[Collected data entries]
[start]
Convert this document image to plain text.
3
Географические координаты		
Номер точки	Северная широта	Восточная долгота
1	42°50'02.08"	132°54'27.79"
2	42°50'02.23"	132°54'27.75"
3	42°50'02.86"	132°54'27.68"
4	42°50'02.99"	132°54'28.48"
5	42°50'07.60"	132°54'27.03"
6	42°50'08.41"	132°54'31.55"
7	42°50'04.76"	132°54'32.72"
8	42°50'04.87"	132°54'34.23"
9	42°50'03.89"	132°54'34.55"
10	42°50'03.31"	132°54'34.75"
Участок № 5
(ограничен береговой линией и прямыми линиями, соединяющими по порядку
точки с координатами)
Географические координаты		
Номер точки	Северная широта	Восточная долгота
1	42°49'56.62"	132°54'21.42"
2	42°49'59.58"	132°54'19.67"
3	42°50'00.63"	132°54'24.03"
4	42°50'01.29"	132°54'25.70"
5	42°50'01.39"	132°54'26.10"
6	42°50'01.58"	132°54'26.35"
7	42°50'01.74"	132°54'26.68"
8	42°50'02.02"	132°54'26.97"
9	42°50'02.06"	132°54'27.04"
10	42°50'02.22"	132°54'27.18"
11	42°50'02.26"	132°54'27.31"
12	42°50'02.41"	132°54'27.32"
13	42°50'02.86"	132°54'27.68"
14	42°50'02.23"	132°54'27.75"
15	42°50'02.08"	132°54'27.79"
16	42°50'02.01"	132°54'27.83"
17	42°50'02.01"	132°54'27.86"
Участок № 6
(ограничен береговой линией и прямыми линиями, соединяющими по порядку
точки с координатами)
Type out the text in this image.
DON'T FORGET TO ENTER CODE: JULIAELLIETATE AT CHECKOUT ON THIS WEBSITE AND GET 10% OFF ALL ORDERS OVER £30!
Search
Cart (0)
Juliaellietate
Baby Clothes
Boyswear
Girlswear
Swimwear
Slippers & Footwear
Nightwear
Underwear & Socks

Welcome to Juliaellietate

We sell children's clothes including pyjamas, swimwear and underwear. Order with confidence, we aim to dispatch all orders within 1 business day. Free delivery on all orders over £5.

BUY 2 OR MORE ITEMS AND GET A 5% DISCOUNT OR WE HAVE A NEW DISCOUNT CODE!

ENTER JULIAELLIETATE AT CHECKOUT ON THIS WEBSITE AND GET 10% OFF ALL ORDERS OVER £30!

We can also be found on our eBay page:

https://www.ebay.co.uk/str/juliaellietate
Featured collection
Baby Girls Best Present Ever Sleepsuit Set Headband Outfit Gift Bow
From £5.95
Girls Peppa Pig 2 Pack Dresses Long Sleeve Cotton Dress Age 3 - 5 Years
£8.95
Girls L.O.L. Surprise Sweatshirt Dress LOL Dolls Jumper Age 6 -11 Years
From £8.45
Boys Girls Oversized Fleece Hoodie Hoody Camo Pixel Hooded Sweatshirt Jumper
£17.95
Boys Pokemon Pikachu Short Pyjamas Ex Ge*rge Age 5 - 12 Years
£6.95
[end]
Exercise aim -> Restate each of the entries above verbatim.

Reply to the exercise ->
Convert this document image to plain text.
3
Географические координаты		
Номер точки	Северная широта	Восточная долгота
1	42°50'02.08"	132°54'27.79"
2	42°50'02.23"	132°54'27.75"
3	42°50'02.86"	132°54'27.68"
4	42°50'02.99"	132°54'28.48"
5	42°50'07.60"	132°54'27.03"
6	42°50'08.41"	132°54'31.55"
7	42°50'04.76"	132°54'32.72"
8	42°50'04.87"	132°54'34.23"
9	42°50'03.89"	132°54'34.55"
10	42°50'03.31"	132°54'34.75"
Участок № 5
(ограничен береговой линией и прямыми линиями, соединяющими по порядку
точки с координатами)
Географические координаты		
Номер точки	Северная широта	Восточная долгота
1	42°49'56.62"	132°54'21.42"
2	42°49'59.58"	132°54'19.67"
3	42°50'00.63"	132°54'24.03"
4	42°50'01.29"	132°54'25.70"
5	42°50'01.39"	132°54'26.10"
6	42°50'01.58"	132°54'26.35"
7	42°50'01.74"	132°54'26.68"
8	42°50'02.02"	132°54'26.97"
9	42°50'02.06"	132°54'27.04"
10	42°50'02.22"	132°54'27.18"
11	42°50'02.26"	132°54'27.31"
12	42°50'02.41"	132°54'27.32"
13	42°50'02.86"	132°54'27.68"
14	42°50'02.23"	132°54'27.75"
15	42°50'02.08"	132°54'27.79"
16	42°50'02.01"	132°54'27.83"
17	42°50'02.01"	132°54'27.86"
Участок № 6
(ограничен береговой линией и прямыми линиями, соединяющими по порядку
точки с координатами)
Type out the text in this image.
DON'T FORGET TO ENTER CODE: JULIAELLIETATE AT CHECKOUT ON THIS WEBSITE AND GET 10% OFF ALL ORDERS OVER £30!
Search
Cart (0)
Juliaellietate
Baby Clothes
Boyswear
Girlswear
Swimwear
Slippers & Footwear
Nightwear
Underwear & Socks

Welcome to Juliaellietate

We sell children's clothes including pyjamas, swimwear and underwear. Order with confidence, we aim to dispatch all orders within 1 business day. Free delivery on all orders over £5.

BUY 2 OR MORE ITEMS AND GET A 5% DISCOUNT OR WE HAVE A NEW DISCOUNT CODE!

ENTER JULIAELLIETATE AT CHECKOUT ON THIS WEBSITE AND GET 10% OFF ALL ORDERS OVER £30!

We can also be found on our eBay page:

https://www.ebay.co.uk/str/juliaellietate
Featured collection
Baby Girls Best Present Ever Sleepsuit Set Headband Outfit Gift Bow
From £5.95
Girls Peppa Pig 2 Pack Dresses Long Sleeve Cotton Dress Age 3 - 5 Years
£8.95
Girls L.O.L. Surprise Sweatshirt Dress LOL Dolls Jumper Age 6 -11 Years
From £8.45
Boys Girls Oversized Fleece Hoodie Hoody Camo Pixel Hooded Sweatshirt Jumper
£17.95
Boys Pokemon Pikachu Short Pyjamas Ex Ge*rge Age 5 - 12 Years
£6.95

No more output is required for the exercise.